* START *

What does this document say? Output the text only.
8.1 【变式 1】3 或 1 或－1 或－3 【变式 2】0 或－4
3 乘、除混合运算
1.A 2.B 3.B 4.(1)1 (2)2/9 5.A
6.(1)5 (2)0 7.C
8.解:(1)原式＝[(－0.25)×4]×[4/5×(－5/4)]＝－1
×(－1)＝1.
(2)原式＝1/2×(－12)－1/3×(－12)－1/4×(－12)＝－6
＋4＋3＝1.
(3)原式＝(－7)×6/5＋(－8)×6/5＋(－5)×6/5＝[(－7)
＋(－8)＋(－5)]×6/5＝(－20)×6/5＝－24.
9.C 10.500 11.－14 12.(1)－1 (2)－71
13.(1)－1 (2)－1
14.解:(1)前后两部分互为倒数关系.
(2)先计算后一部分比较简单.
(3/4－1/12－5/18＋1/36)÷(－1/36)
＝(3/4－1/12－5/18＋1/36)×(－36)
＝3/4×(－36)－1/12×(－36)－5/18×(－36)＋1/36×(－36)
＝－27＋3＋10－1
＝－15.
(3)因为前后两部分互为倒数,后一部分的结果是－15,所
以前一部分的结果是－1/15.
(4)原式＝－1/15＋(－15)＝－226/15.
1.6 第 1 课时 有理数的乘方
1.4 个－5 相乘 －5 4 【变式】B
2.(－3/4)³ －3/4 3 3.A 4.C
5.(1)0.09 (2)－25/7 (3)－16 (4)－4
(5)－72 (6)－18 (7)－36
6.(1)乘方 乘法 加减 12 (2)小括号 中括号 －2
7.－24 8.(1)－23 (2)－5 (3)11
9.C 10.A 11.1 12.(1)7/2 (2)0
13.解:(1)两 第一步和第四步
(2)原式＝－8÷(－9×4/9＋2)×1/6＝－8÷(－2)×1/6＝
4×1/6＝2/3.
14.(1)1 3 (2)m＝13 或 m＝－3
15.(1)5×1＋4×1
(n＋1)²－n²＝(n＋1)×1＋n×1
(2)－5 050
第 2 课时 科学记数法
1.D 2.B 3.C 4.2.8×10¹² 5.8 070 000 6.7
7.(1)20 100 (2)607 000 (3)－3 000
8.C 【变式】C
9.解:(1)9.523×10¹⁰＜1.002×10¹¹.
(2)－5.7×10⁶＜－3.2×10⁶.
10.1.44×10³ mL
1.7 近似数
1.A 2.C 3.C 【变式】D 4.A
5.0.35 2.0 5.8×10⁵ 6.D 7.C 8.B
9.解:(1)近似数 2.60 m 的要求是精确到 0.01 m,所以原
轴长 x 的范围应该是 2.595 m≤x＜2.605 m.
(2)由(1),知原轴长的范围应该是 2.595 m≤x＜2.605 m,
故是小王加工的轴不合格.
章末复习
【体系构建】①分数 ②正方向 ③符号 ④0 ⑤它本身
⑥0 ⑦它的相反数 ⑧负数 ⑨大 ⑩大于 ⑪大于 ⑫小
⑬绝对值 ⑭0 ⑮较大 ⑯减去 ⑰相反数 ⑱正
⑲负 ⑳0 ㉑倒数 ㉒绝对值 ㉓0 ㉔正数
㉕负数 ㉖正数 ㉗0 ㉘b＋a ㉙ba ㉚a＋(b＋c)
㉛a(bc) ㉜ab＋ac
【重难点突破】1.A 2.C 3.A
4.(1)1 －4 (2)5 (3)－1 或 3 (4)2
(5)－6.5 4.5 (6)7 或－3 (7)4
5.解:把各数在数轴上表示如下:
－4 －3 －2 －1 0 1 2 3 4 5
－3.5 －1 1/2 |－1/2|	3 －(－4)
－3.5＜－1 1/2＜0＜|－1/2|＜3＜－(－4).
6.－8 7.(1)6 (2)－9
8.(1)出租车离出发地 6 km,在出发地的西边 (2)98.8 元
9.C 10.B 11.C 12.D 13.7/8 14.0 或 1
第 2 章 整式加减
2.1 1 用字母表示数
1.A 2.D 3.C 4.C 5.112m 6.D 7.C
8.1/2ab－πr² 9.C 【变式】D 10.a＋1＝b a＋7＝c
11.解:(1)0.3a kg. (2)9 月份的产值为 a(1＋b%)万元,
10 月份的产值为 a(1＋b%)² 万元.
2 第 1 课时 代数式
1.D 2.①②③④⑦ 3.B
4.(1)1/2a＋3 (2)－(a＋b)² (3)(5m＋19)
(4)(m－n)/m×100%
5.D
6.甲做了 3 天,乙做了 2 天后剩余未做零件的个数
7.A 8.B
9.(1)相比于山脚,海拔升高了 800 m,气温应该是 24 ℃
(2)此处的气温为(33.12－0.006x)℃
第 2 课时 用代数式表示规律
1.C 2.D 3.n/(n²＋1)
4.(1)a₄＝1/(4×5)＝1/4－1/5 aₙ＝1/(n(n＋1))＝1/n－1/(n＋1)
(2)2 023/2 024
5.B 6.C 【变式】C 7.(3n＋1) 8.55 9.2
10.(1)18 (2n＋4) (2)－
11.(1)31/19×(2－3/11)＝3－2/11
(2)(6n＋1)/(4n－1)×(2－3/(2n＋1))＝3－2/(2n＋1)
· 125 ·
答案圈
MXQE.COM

* END *

▸ **TASK**
Copy each record from above without leaving any out.

▸ **OUTPUT**
What does this document say? Output the text only.
8.1 【变式 1】3 或 1 或－1 或－3 【变式 2】0 或－4
3 乘、除混合运算
1.A 2.B 3.B 4.(1)1 (2)2/9 5.A
6.(1)5 (2)0 7.C
8.解:(1)原式＝[(－0.25)×4]×[4/5×(－5/4)]＝－1
×(－1)＝1.
(2)原式＝1/2×(－12)－1/3×(－12)－1/4×(－12)＝－6
＋4＋3＝1.
(3)原式＝(－7)×6/5＋(－8)×6/5＋(－5)×6/5＝[(－7)
＋(－8)＋(－5)]×6/5＝(－20)×6/5＝－24.
9.C 10.500 11.－14 12.(1)－1 (2)－71
13.(1)－1 (2)－1
14.解:(1)前后两部分互为倒数关系.
(2)先计算后一部分比较简单.
(3/4－1/12－5/18＋1/36)÷(－1/36)
＝(3/4－1/12－5/18＋1/36)×(－36)
＝3/4×(－36)－1/12×(－36)－5/18×(－36)＋1/36×(－36)
＝－27＋3＋10－1
＝－15.
(3)因为前后两部分互为倒数,后一部分的结果是－15,所
以前一部分的结果是－1/15.
(4)原式＝－1/15＋(－15)＝－226/15.
1.6 第 1 课时 有理数的乘方
1.4 个－5 相乘 －5 4 【变式】B
2.(－3/4)³ －3/4 3 3.A 4.C
5.(1)0.09 (2)－25/7 (3)－16 (4)－4
(5)－72 (6)－18 (7)－36
6.(1)乘方 乘法 加减 12 (2)小括号 中括号 －2
7.－24 8.(1)－23 (2)－5 (3)11
9.C 10.A 11.1 12.(1)7/2 (2)0
13.解:(1)两 第一步和第四步
(2)原式＝－8÷(－9×4/9＋2)×1/6＝－8÷(－2)×1/6＝
4×1/6＝2/3.
14.(1)1 3 (2)m＝13 或 m＝－3
15.(1)5×1＋4×1
(n＋1)²－n²＝(n＋1)×1＋n×1
(2)－5 050
第 2 课时 科学记数法
1.D 2.B 3.C 4.2.8×10¹² 5.8 070 000 6.7
7.(1)20 100 (2)607 000 (3)－3 000
8.C 【变式】C
9.解:(1)9.523×10¹⁰＜1.002×10¹¹.
(2)－5.7×10⁶＜－3.2×10⁶.
10.1.44×10³ mL
1.7 近似数
1.A 2.C 3.C 【变式】D 4.A
5.0.35 2.0 5.8×10⁵ 6.D 7.C 8.B
9.解:(1)近似数 2.60 m 的要求是精确到 0.01 m,所以原
轴长 x 的范围应该是 2.595 m≤x＜2.605 m.
(2)由(1),知原轴长的范围应该是 2.595 m≤x＜2.605 m,
故是小王加工的轴不合格.
章末复习
【体系构建】①分数 ②正方向 ③符号 ④0 ⑤它本身
⑥0 ⑦它的相反数 ⑧负数 ⑨大 ⑩大于 ⑪大于 ⑫小
⑬绝对值 ⑭0 ⑮较大 ⑯减去 ⑰相反数 ⑱正
⑲负 ⑳0 ㉑倒数 ㉒绝对值 ㉓0 ㉔正数
㉕负数 ㉖正数 ㉗0 ㉘b＋a ㉙ba ㉚a＋(b＋c)
㉛a(bc) ㉜ab＋ac
【重难点突破】1.A 2.C 3.A
4.(1)1 －4 (2)5 (3)－1 或 3 (4)2
(5)－6.5 4.5 (6)7 或－3 (7)4
5.解:把各数在数轴上表示如下:
－4 －3 －2 －1 0 1 2 3 4 5
－3.5 －1 1/2 |－1/2|	3 －(－4)
－3.5＜－1 1/2＜0＜|－1/2|＜3＜－(－4).
6.－8 7.(1)6 (2)－9
8.(1)出租车离出发地 6 km,在出发地的西边 (2)98.8 元
9.C 10.B 11.C 12.D 13.7/8 14.0 或 1
第 2 章 整式加减
2.1 1 用字母表示数
1.A 2.D 3.C 4.C 5.112m 6.D 7.C
8.1/2ab－πr² 9.C 【变式】D 10.a＋1＝b a＋7＝c
11.解:(1)0.3a kg. (2)9 月份的产值为 a(1＋b%)万元,
10 月份的产值为 a(1＋b%)² 万元.
2 第 1 课时 代数式
1.D 2.①②③④⑦ 3.B
4.(1)1/2a＋3 (2)－(a＋b)² (3)(5m＋19)
(4)(m－n)/m×100%
5.D
6.甲做了 3 天,乙做了 2 天后剩余未做零件的个数
7.A 8.B
9.(1)相比于山脚,海拔升高了 800 m,气温应该是 24 ℃
(2)此处的气温为(33.12－0.006x)℃
第 2 课时 用代数式表示规律
1.C 2.D 3.n/(n²＋1)
4.(1)a₄＝1/(4×5)＝1/4－1/5 aₙ＝1/(n(n＋1))＝1/n－1/(n＋1)
(2)2 023/2 024
5.B 6.C 【变式】C 7.(3n＋1) 8.55 9.2
10.(1)18 (2n＋4) (2)－
11.(1)31/19×(2－3/11)＝3－2/11
(2)(6n＋1)/(4n－1)×(2－3/(2n＋1))＝3－2/(2n＋1)
· 125 ·
答案圈
MXQE.COM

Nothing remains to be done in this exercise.